**ROWS:**

++++++

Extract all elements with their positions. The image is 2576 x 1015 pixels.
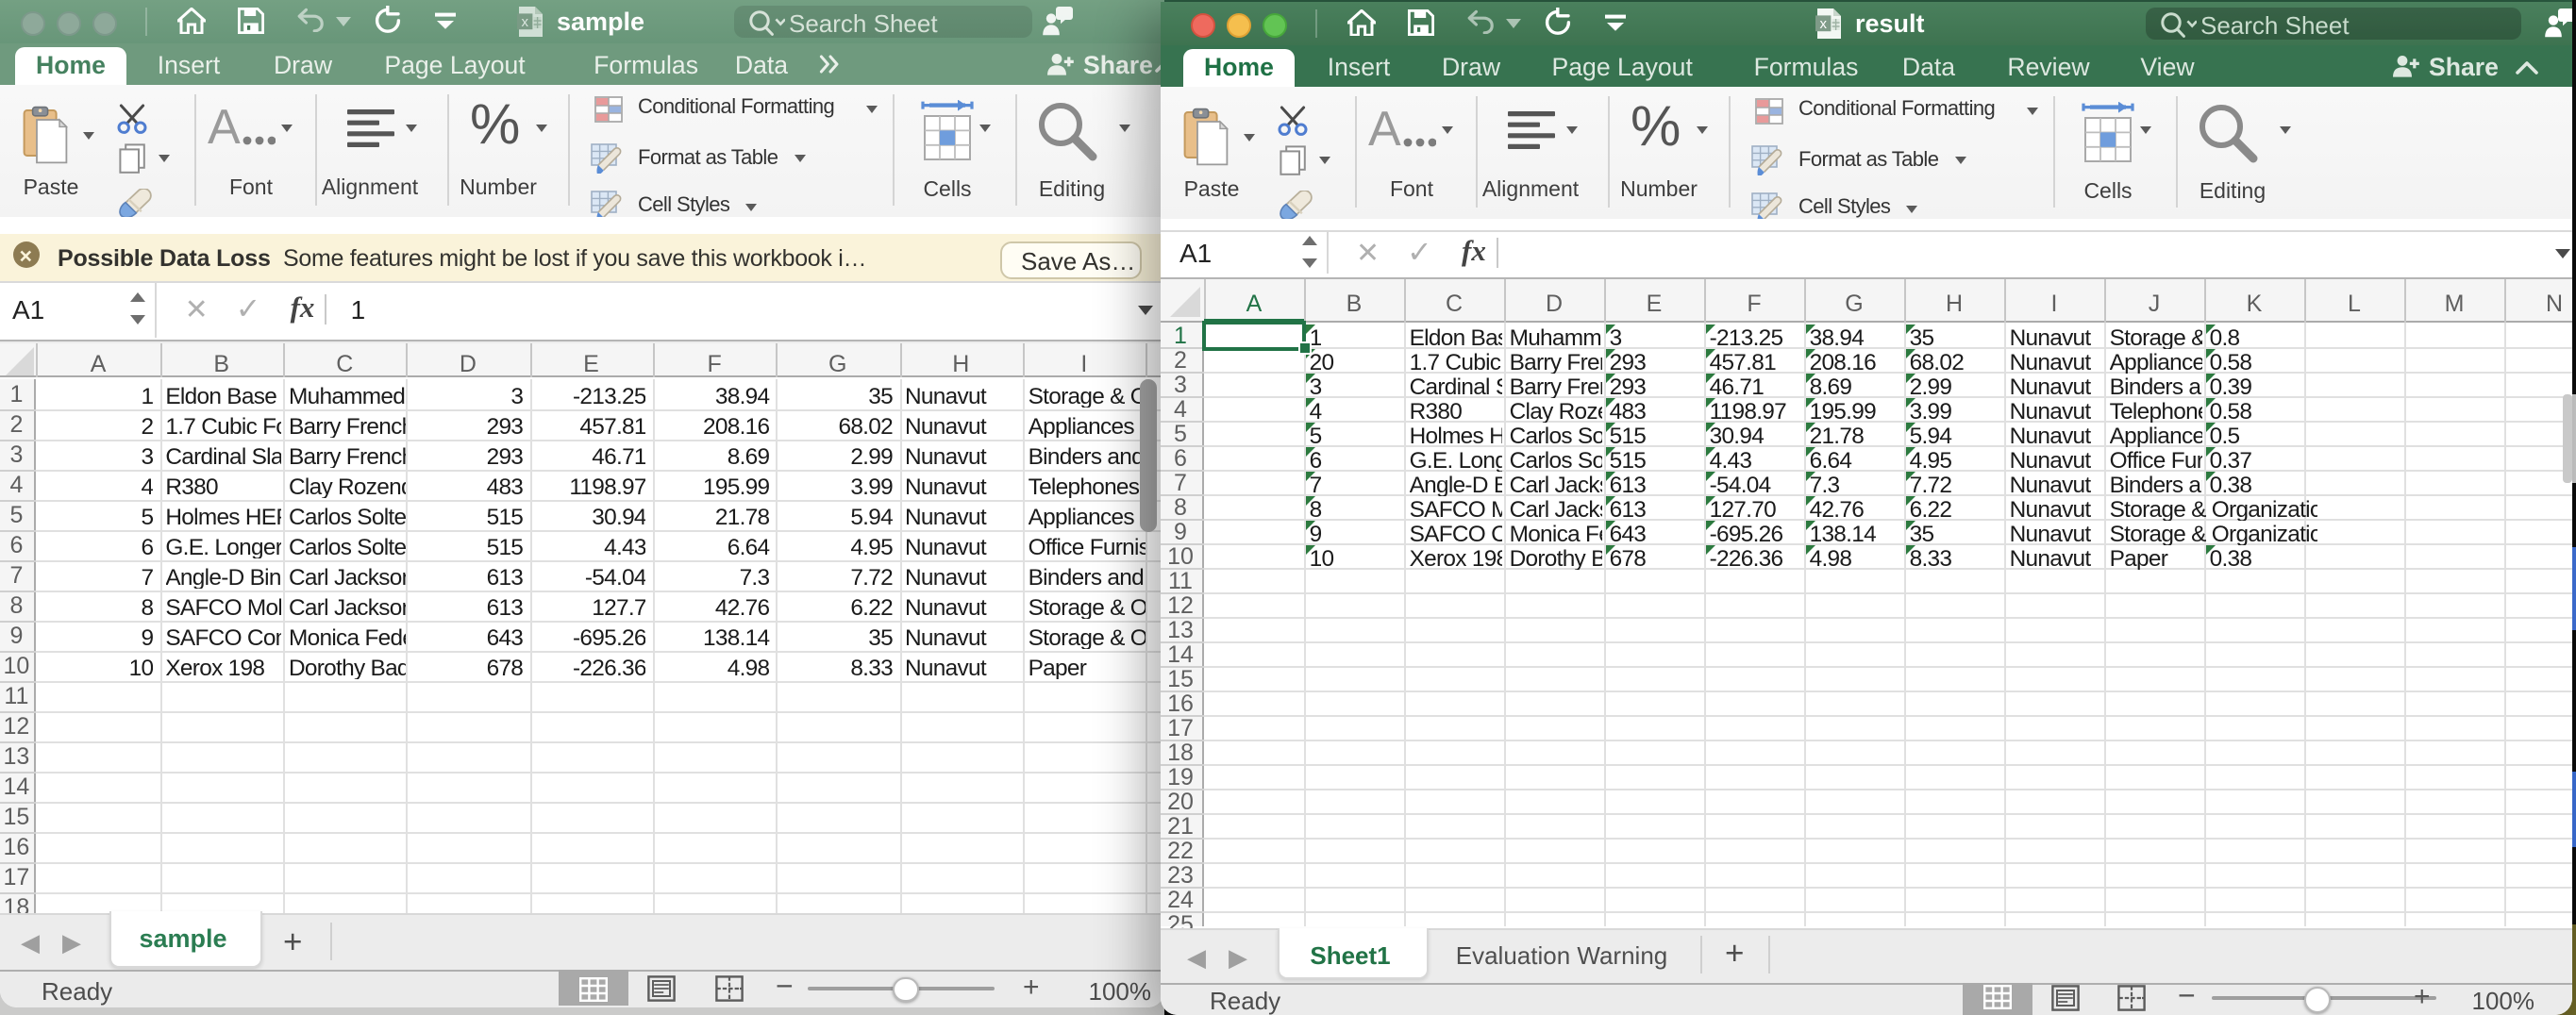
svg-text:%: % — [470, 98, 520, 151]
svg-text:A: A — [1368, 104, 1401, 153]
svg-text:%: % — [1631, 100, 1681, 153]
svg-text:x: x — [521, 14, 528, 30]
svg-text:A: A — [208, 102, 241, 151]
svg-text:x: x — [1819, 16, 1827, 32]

++++++

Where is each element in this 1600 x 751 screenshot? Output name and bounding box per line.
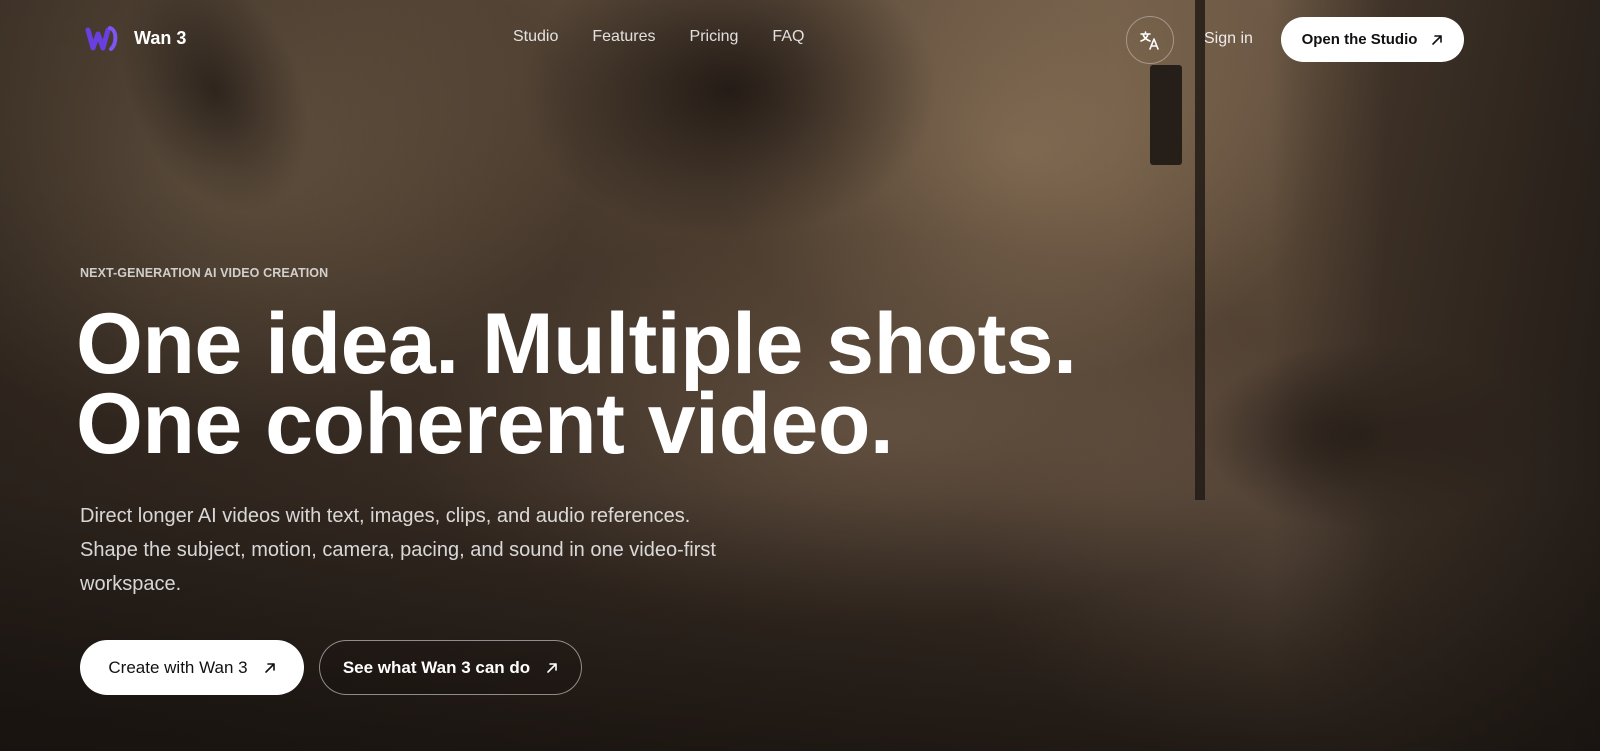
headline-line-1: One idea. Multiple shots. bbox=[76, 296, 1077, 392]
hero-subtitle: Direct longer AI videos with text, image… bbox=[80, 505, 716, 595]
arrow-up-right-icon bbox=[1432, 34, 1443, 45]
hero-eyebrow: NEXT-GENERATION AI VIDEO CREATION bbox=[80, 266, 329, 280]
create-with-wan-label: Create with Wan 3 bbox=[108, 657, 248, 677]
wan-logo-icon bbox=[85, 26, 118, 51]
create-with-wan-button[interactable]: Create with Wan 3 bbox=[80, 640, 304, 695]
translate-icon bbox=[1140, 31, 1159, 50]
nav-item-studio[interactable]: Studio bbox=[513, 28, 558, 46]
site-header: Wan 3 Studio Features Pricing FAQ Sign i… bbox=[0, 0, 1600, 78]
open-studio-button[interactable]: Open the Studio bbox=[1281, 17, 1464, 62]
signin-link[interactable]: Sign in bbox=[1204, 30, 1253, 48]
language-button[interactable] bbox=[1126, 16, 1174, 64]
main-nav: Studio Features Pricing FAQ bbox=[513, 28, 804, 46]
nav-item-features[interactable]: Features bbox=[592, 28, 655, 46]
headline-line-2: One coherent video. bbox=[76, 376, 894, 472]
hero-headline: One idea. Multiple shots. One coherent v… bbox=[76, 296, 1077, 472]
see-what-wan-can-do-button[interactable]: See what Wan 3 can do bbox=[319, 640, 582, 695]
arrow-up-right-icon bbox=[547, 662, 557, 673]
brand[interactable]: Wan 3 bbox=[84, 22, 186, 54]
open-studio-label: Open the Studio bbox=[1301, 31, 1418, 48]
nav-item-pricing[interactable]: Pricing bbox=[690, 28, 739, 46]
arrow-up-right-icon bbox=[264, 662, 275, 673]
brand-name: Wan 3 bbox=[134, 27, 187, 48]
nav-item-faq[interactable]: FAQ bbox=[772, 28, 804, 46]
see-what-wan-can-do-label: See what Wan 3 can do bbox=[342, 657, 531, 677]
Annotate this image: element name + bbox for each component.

++++++

Extract the part of the material that opens with the line containing "Extract all elements" and closes with the line containing "svg-text:x: x — [1819, 16, 1827, 32]", both lines included, reproducing each line exactly and leaving out the pictures.

**SOLUTION TO THIS TASK:**
Extract all elements with their positions. The image is 2576 x 1015 pixels.
svg-text:%: % — [470, 98, 520, 151]
svg-text:A: A — [1368, 104, 1401, 153]
svg-text:%: % — [1631, 100, 1681, 153]
svg-text:x: x — [521, 14, 528, 30]
svg-text:A: A — [208, 102, 241, 151]
svg-text:x: x — [1819, 16, 1827, 32]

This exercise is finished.